* Start Task input *

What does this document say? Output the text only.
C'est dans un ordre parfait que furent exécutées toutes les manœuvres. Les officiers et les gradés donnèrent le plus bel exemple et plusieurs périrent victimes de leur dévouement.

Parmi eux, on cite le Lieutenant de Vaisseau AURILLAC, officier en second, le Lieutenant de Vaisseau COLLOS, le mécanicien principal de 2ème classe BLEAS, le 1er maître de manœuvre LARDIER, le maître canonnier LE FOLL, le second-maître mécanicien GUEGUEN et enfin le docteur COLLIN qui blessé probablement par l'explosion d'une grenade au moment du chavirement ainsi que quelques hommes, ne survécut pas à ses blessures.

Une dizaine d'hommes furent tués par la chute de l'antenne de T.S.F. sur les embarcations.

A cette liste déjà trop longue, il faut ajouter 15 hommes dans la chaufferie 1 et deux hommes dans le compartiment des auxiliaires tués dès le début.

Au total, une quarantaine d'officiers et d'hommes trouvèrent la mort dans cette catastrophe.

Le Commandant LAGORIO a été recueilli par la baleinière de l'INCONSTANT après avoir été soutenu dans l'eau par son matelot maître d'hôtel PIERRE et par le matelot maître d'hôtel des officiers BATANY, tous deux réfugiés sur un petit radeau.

* End Task input *

**What is asked**
Pick each line holding the word "officiers" out of the data and copy it.

**Exercise result**
C'est dans un ordre parfait que furent exécutées toutes les manœuvres. Les officiers et les gradés donnèrent le plus bel exemple et plusieurs périrent victimes de leur dévouement.
Au total, une quarantaine d'officiers et d'hommes trouvèrent la mort dans cette catastrophe.
Le Commandant LAGORIO a été recueilli par la baleinière de l'INCONSTANT après avoir été soutenu dans l'eau par son matelot maître d'hôtel PIERRE et par le matelot maître d'hôtel des officiers BATANY, tous deux réfugiés sur un petit radeau.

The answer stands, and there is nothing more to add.